Request: Repeat the records verbatim and leave the pictures out of your copy.

[START OF Records supplied]

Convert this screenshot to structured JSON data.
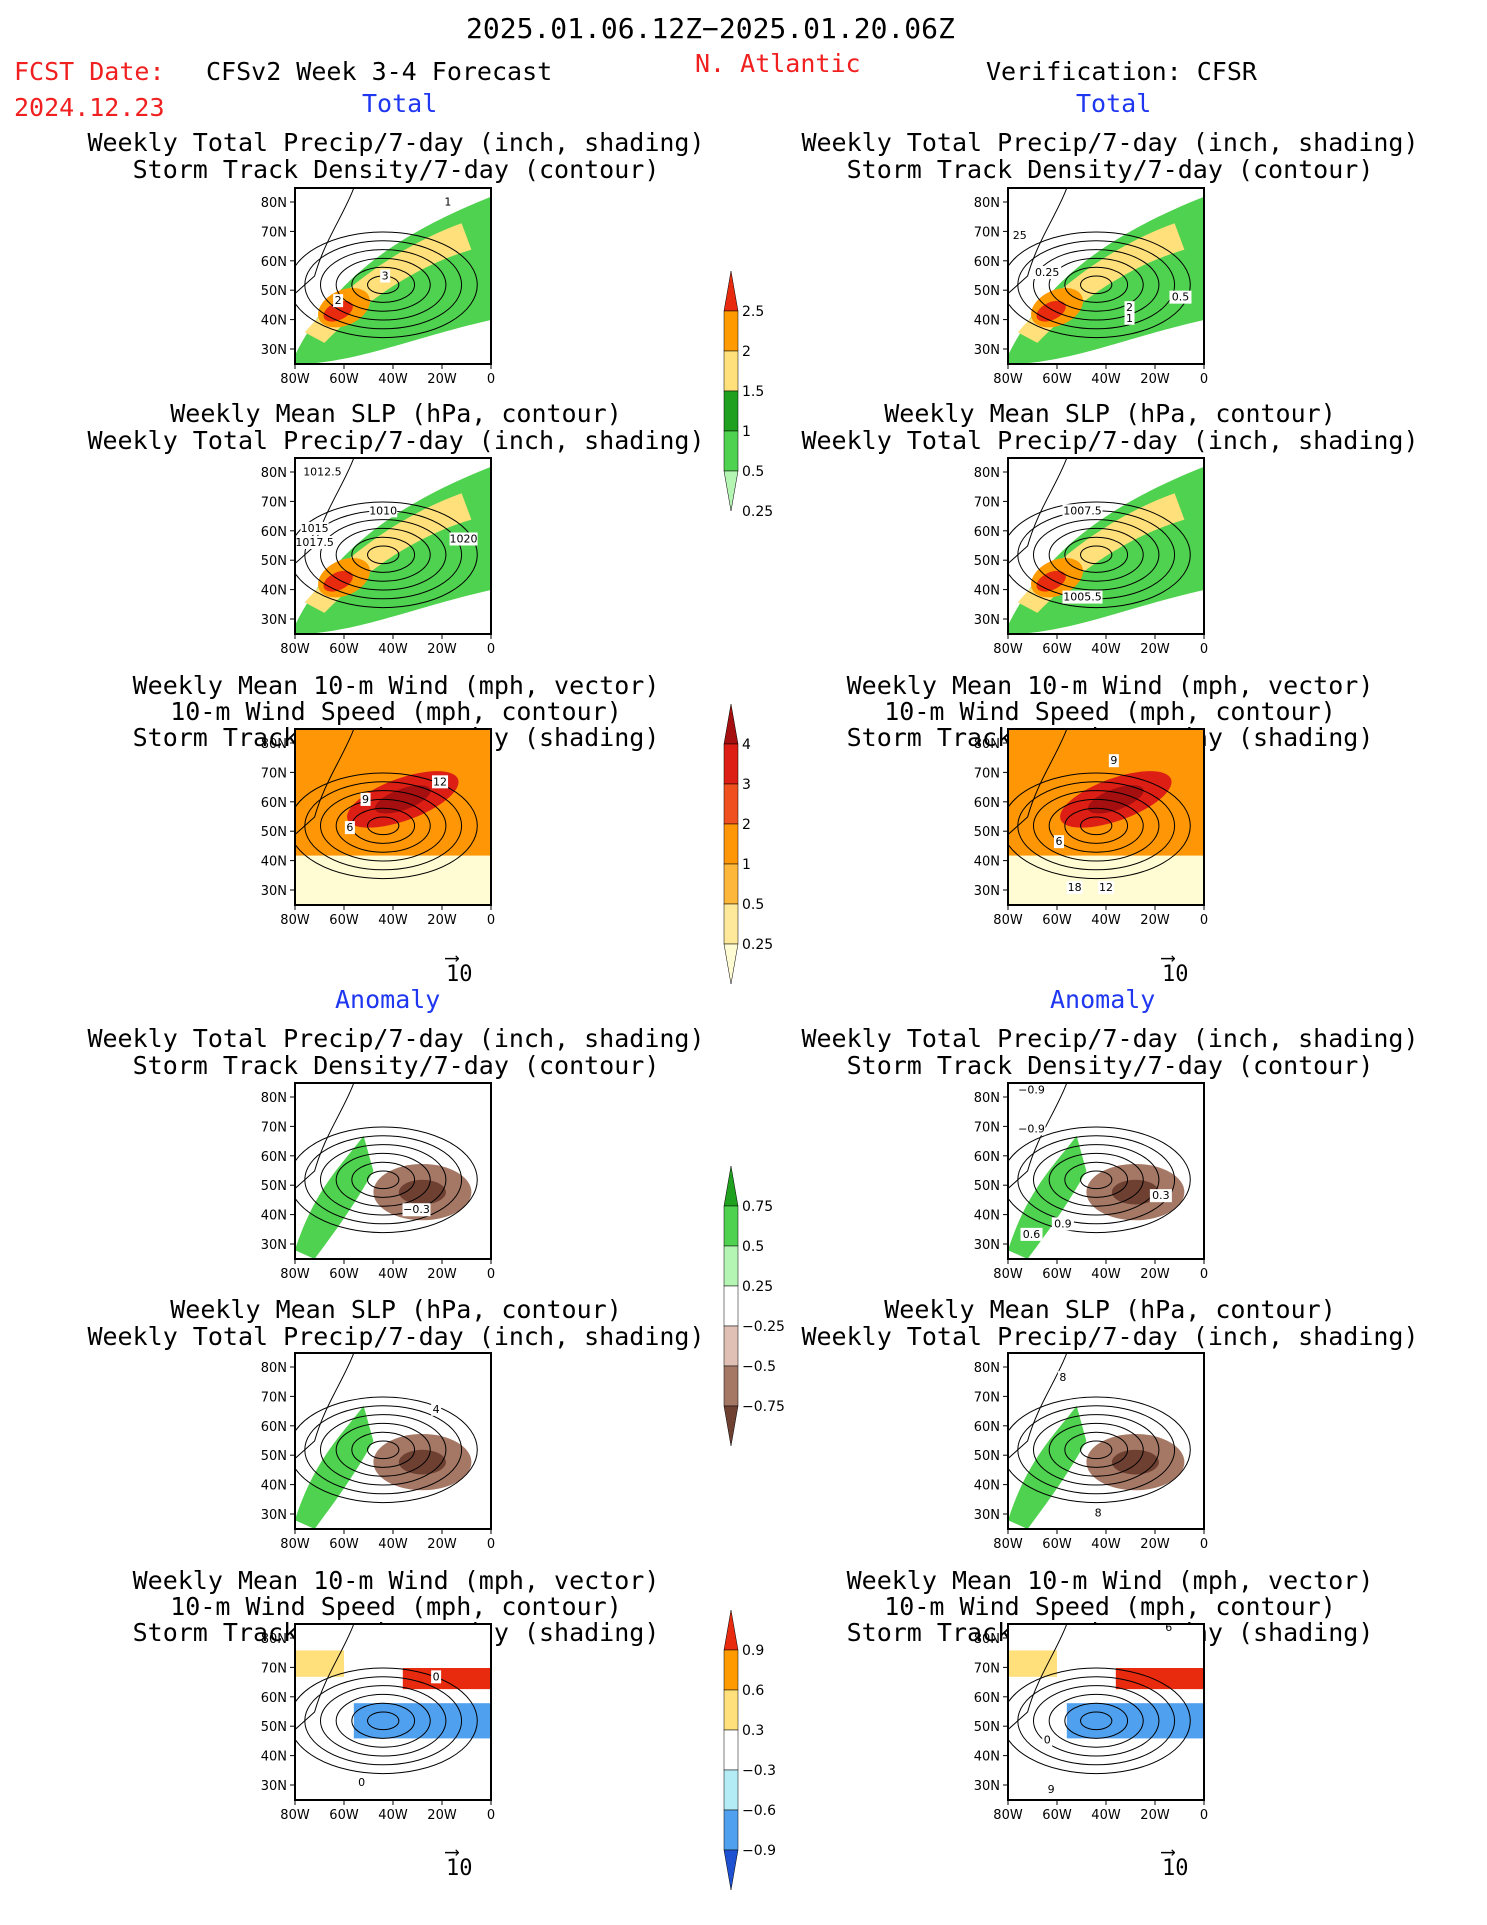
{
  "header": {
    "date_range": "2025.01.06.12Z−2025.01.20.06Z",
    "fcst_label": "FCST Date:",
    "fcst_date": "2024.12.23",
    "model": "CFSv2 Week 3-4 Forecast",
    "region": "N. Atlantic",
    "verification": "Verification: CFSR"
  },
  "sections": {
    "total": "Total",
    "anomaly": "Anomaly"
  },
  "panel_titles": {
    "precip_storm": [
      "Weekly Total Precip/7-day (inch, shading)",
      "Storm Track Density/7-day (contour)"
    ],
    "slp_precip": [
      "Weekly Mean SLP (hPa, contour)",
      "Weekly Total Precip/7-day (inch, shading)"
    ],
    "wind_storm": [
      "Weekly Mean 10-m Wind (mph, vector)",
      "10-m Wind Speed (mph, contour)",
      "Storm Track Density/7-day (shading)"
    ]
  },
  "axes": {
    "lat_labels": [
      "80N",
      "70N",
      "60N",
      "50N",
      "40N",
      "30N"
    ],
    "lon_labels": [
      "80W",
      "60W",
      "40W",
      "20W",
      "0"
    ]
  },
  "vector_ref": "10",
  "colorbars": {
    "precip_total": {
      "labels": [
        "2.5",
        "2",
        "1.5",
        "1",
        "0.5",
        "0.25"
      ],
      "colors": [
        "#e82a0e",
        "#ff9a00",
        "#ffe07a",
        "#1fa01f",
        "#4fd24f",
        "#b4f5b4"
      ]
    },
    "storm_total": {
      "labels": [
        "4",
        "3",
        "2",
        "1",
        "0.5",
        "0.25"
      ],
      "colors": [
        "#a50f0f",
        "#dc1e14",
        "#f0501e",
        "#ff9605",
        "#fdb83c",
        "#fee99a",
        "#fffbd2"
      ]
    },
    "precip_anom": {
      "labels": [
        "0.75",
        "0.5",
        "0.25",
        "−0.25",
        "−0.5",
        "−0.75"
      ],
      "colors": [
        "#1fa01f",
        "#4fd24f",
        "#b4f5b4",
        "#ffffff",
        "#e0c0b4",
        "#a57866",
        "#6e4032"
      ]
    },
    "storm_anom": {
      "labels": [
        "0.9",
        "0.6",
        "0.3",
        "−0.3",
        "−0.6",
        "−0.9"
      ],
      "colors": [
        "#e82a0e",
        "#ff9a00",
        "#ffe07a",
        "#ffffff",
        "#b4ecf5",
        "#50a0f0",
        "#1e50d2"
      ]
    }
  },
  "panels": [
    {
      "id": "fc-precip-total",
      "labels": [
        "1",
        "3",
        "2"
      ]
    },
    {
      "id": "an-precip-total",
      "labels": [
        "25",
        "0.25",
        "2",
        "1",
        "0.5"
      ]
    },
    {
      "id": "fc-slp-total",
      "labels": [
        "1012.5",
        "1010",
        "1015",
        "1017.5",
        "1020"
      ]
    },
    {
      "id": "an-slp-total",
      "labels": [
        "1007.5",
        "1005.5"
      ]
    },
    {
      "id": "fc-wind-total",
      "labels": [
        "9",
        "12",
        "6"
      ]
    },
    {
      "id": "an-wind-total",
      "labels": [
        "9",
        "6",
        "18",
        "12"
      ]
    },
    {
      "id": "fc-precip-anom",
      "labels": [
        "−0.3"
      ]
    },
    {
      "id": "an-precip-anom",
      "labels": [
        "−0.9",
        "−0.9",
        "0.3",
        "0.9",
        "0.6"
      ]
    },
    {
      "id": "fc-slp-anom",
      "labels": [
        "4"
      ]
    },
    {
      "id": "an-slp-anom",
      "labels": [
        "8",
        "8"
      ]
    },
    {
      "id": "fc-wind-anom",
      "labels": [
        "0",
        "0"
      ]
    },
    {
      "id": "an-wind-anom",
      "labels": [
        "6",
        "0",
        "9"
      ]
    }
  ]
}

[END OF Records supplied]

Task output:
Convert this screenshot to structured JSON data.
{
  "header": {
    "date_range": "2025.01.06.12Z−2025.01.20.06Z",
    "fcst_label": "FCST Date:",
    "fcst_date": "2024.12.23",
    "model": "CFSv2 Week 3-4 Forecast",
    "region": "N. Atlantic",
    "verification": "Verification: CFSR"
  },
  "sections": {
    "total": "Total",
    "anomaly": "Anomaly"
  },
  "panel_titles": {
    "precip_storm": [
      "Weekly Total Precip/7-day (inch, shading)",
      "Storm Track Density/7-day (contour)"
    ],
    "slp_precip": [
      "Weekly Mean SLP (hPa, contour)",
      "Weekly Total Precip/7-day (inch, shading)"
    ],
    "wind_storm": [
      "Weekly Mean 10-m Wind (mph, vector)",
      "10-m Wind Speed (mph, contour)",
      "Storm Track Density/7-day (shading)"
    ]
  },
  "axes": {
    "lat_labels": [
      "80N",
      "70N",
      "60N",
      "50N",
      "40N",
      "30N"
    ],
    "lon_labels": [
      "80W",
      "60W",
      "40W",
      "20W",
      "0"
    ]
  },
  "vector_ref": "10",
  "colorbars": {
    "precip_total": {
      "labels": [
        "2.5",
        "2",
        "1.5",
        "1",
        "0.5",
        "0.25"
      ],
      "colors": [
        "#e82a0e",
        "#ff9a00",
        "#ffe07a",
        "#1fa01f",
        "#4fd24f",
        "#b4f5b4"
      ]
    },
    "storm_total": {
      "labels": [
        "4",
        "3",
        "2",
        "1",
        "0.5",
        "0.25"
      ],
      "colors": [
        "#a50f0f",
        "#dc1e14",
        "#f0501e",
        "#ff9605",
        "#fdb83c",
        "#fee99a",
        "#fffbd2"
      ]
    },
    "precip_anom": {
      "labels": [
        "0.75",
        "0.5",
        "0.25",
        "−0.25",
        "−0.5",
        "−0.75"
      ],
      "colors": [
        "#1fa01f",
        "#4fd24f",
        "#b4f5b4",
        "#ffffff",
        "#e0c0b4",
        "#a57866",
        "#6e4032"
      ]
    },
    "storm_anom": {
      "labels": [
        "0.9",
        "0.6",
        "0.3",
        "−0.3",
        "−0.6",
        "−0.9"
      ],
      "colors": [
        "#e82a0e",
        "#ff9a00",
        "#ffe07a",
        "#ffffff",
        "#b4ecf5",
        "#50a0f0",
        "#1e50d2"
      ]
    }
  },
  "panels": [
    {
      "id": "fc-precip-total",
      "labels": [
        "1",
        "3",
        "2"
      ]
    },
    {
      "id": "an-precip-total",
      "labels": [
        "25",
        "0.25",
        "2",
        "1",
        "0.5"
      ]
    },
    {
      "id": "fc-slp-total",
      "labels": [
        "1012.5",
        "1010",
        "1015",
        "1017.5",
        "1020"
      ]
    },
    {
      "id": "an-slp-total",
      "labels": [
        "1007.5",
        "1005.5"
      ]
    },
    {
      "id": "fc-wind-total",
      "labels": [
        "9",
        "12",
        "6"
      ]
    },
    {
      "id": "an-wind-total",
      "labels": [
        "9",
        "6",
        "18",
        "12"
      ]
    },
    {
      "id": "fc-precip-anom",
      "labels": [
        "−0.3"
      ]
    },
    {
      "id": "an-precip-anom",
      "labels": [
        "−0.9",
        "−0.9",
        "0.3",
        "0.9",
        "0.6"
      ]
    },
    {
      "id": "fc-slp-anom",
      "labels": [
        "4"
      ]
    },
    {
      "id": "an-slp-anom",
      "labels": [
        "8",
        "8"
      ]
    },
    {
      "id": "fc-wind-anom",
      "labels": [
        "0",
        "0"
      ]
    },
    {
      "id": "an-wind-anom",
      "labels": [
        "6",
        "0",
        "9"
      ]
    }
  ]
}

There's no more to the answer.